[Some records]
* BEGIN *
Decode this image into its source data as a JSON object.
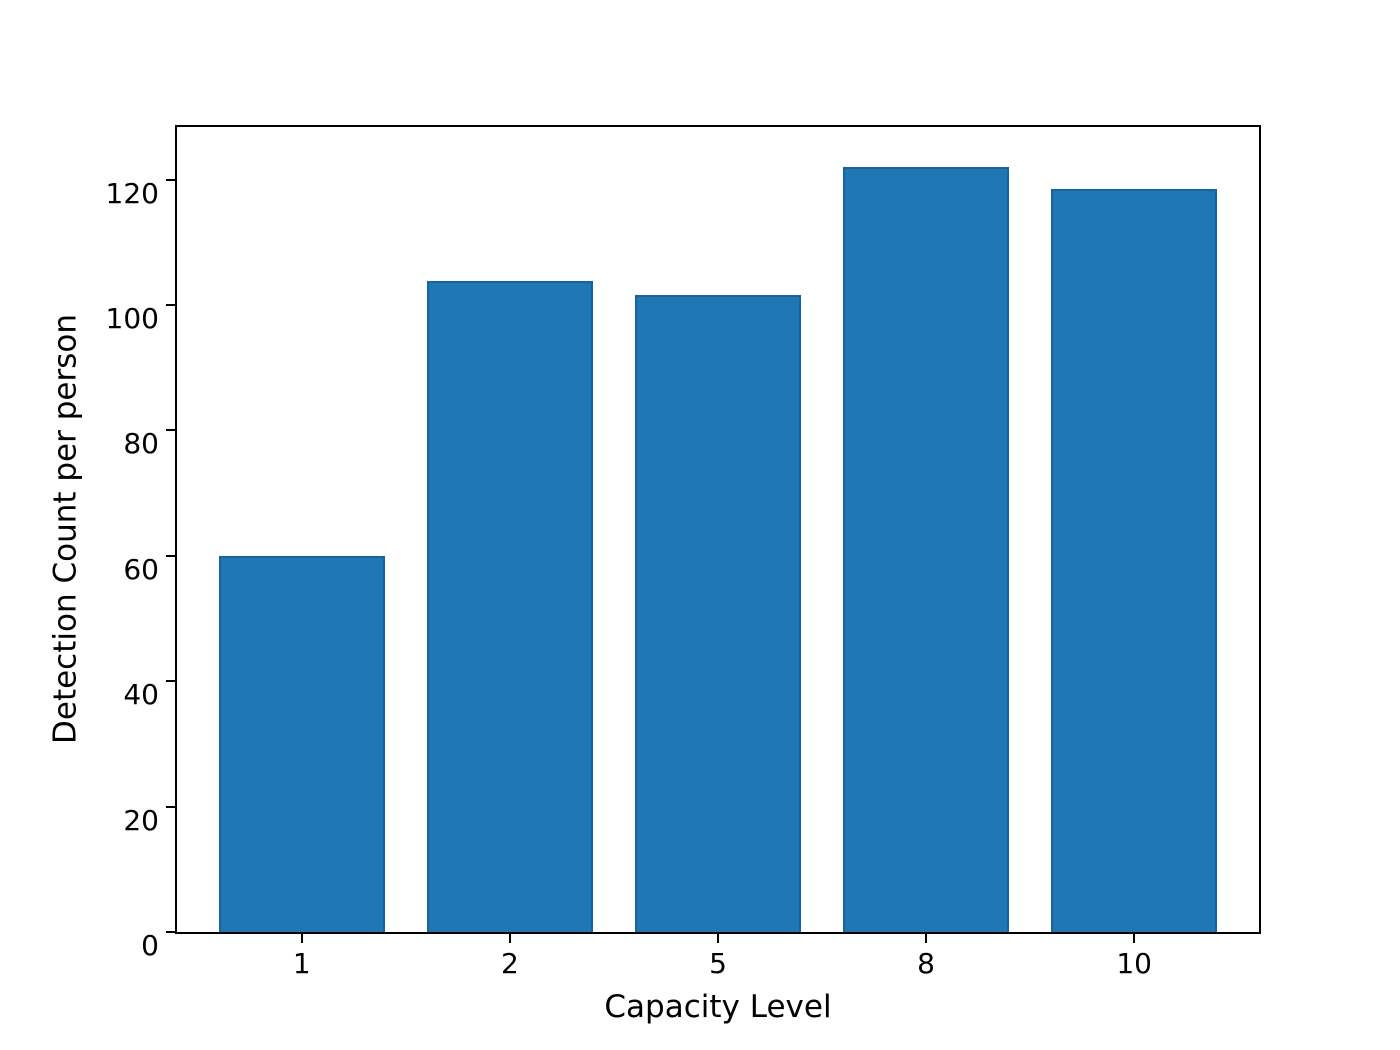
{
  "chart_data": {
    "type": "bar",
    "categories": [
      "1",
      "2",
      "5",
      "8",
      "10"
    ],
    "values": [
      60,
      103.8,
      101.6,
      122,
      118.5
    ],
    "title": "",
    "xlabel": "Capacity Level",
    "ylabel": "Detection Count per person",
    "ylim": [
      0,
      128.4
    ],
    "yticks": [
      0,
      20,
      40,
      60,
      80,
      100,
      120
    ],
    "bar_width_frac": 0.8,
    "grid": false,
    "legend": null,
    "colors": {
      "bar_fill": "#1f77b4",
      "bar_edge": "#17639c",
      "spine": "#000000",
      "text": "#000000",
      "background": "#ffffff"
    }
  }
}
* END *
● Short exercise: Reproduce the whole listing word for word, setting aside any pictures.

● Answer:
Decode this image into its source data as a JSON object.
{
  "chart_data": {
    "type": "bar",
    "categories": [
      "1",
      "2",
      "5",
      "8",
      "10"
    ],
    "values": [
      60,
      103.8,
      101.6,
      122,
      118.5
    ],
    "title": "",
    "xlabel": "Capacity Level",
    "ylabel": "Detection Count per person",
    "ylim": [
      0,
      128.4
    ],
    "yticks": [
      0,
      20,
      40,
      60,
      80,
      100,
      120
    ],
    "bar_width_frac": 0.8,
    "grid": false,
    "legend": null,
    "colors": {
      "bar_fill": "#1f77b4",
      "bar_edge": "#17639c",
      "spine": "#000000",
      "text": "#000000",
      "background": "#ffffff"
    }
  }
}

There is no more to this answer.